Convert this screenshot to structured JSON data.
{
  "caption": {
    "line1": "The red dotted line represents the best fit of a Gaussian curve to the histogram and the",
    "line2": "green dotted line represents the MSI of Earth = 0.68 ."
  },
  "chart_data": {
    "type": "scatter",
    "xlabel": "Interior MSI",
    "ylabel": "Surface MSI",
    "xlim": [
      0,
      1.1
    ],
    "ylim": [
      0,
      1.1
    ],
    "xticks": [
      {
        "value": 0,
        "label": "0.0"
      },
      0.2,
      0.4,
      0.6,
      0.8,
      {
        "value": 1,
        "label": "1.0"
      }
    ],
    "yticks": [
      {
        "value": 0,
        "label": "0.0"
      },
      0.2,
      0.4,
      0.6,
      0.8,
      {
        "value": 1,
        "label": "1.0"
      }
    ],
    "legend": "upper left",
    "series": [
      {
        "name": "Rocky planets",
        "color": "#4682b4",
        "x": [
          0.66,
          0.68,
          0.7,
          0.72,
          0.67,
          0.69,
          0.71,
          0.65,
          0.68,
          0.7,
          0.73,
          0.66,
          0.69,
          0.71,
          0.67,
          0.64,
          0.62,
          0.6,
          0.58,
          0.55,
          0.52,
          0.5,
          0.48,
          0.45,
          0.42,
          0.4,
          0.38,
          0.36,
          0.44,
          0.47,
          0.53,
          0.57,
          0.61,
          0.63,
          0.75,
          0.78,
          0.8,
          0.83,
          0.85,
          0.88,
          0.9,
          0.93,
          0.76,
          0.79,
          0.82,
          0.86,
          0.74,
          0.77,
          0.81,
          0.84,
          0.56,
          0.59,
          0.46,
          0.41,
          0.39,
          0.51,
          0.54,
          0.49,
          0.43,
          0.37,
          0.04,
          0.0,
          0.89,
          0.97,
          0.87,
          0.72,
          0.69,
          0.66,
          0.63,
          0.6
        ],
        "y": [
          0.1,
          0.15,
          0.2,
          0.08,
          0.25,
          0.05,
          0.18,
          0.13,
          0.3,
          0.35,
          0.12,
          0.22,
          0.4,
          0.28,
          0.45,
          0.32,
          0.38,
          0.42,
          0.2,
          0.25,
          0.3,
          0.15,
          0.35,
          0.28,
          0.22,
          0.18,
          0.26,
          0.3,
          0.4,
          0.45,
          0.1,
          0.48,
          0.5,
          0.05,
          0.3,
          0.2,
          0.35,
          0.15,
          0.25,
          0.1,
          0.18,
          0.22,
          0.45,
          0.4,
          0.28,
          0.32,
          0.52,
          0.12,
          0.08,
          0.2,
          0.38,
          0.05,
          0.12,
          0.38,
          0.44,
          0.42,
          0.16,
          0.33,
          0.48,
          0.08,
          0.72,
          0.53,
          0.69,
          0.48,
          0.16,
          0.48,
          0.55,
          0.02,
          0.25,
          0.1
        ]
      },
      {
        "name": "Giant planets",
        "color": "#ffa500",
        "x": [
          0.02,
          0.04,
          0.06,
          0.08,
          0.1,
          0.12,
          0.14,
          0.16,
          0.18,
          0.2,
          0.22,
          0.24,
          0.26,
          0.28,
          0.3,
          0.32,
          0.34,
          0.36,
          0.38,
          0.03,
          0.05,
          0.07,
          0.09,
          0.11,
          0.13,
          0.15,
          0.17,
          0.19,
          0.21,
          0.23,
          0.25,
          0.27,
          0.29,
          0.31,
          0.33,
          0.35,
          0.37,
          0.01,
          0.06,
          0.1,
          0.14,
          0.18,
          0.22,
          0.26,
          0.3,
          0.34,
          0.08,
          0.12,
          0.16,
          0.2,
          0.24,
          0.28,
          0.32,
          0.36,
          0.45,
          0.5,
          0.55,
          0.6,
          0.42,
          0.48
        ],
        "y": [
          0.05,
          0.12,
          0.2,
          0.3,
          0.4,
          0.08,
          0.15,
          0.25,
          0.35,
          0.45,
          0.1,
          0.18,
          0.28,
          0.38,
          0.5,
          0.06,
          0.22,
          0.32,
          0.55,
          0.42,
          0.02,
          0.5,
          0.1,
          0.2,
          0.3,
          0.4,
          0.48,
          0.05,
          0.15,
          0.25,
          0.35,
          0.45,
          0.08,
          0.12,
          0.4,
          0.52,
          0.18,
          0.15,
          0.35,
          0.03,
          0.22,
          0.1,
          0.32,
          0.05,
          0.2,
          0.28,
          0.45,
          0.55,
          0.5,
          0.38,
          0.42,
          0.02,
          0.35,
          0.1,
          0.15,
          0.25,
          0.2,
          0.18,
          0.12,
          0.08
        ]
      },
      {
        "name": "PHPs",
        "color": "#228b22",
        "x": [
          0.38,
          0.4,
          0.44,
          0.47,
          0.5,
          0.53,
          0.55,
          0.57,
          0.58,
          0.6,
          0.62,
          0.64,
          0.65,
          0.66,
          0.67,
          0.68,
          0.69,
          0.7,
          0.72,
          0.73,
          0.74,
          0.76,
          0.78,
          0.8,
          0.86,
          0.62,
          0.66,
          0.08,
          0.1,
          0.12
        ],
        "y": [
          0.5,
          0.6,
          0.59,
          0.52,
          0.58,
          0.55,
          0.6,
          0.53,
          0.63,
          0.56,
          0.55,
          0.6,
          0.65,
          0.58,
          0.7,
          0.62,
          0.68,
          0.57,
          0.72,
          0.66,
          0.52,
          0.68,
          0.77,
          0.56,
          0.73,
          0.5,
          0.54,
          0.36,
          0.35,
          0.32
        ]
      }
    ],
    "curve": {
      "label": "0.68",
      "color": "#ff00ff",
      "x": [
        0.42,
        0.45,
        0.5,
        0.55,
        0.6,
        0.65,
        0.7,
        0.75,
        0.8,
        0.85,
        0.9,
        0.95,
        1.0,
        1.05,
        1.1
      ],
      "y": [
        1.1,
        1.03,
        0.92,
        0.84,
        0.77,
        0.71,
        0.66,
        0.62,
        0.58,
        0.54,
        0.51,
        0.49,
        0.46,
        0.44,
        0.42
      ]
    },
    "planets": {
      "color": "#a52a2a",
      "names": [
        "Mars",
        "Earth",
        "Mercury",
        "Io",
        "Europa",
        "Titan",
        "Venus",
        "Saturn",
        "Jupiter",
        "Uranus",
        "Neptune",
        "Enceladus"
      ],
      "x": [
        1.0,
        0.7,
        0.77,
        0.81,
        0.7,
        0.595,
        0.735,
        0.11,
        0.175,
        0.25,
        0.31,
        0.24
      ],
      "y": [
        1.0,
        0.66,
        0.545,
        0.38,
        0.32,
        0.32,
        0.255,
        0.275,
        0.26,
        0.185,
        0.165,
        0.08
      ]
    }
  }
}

= = =

— EXERCISE REQUIREMENTS —
Filter the listing above by the word "Earth"; copy each line that passes.

— RIGHT ANSWER —
    "line2": "green dotted line represents the MSI of Earth = 0.68 ."
        "Earth",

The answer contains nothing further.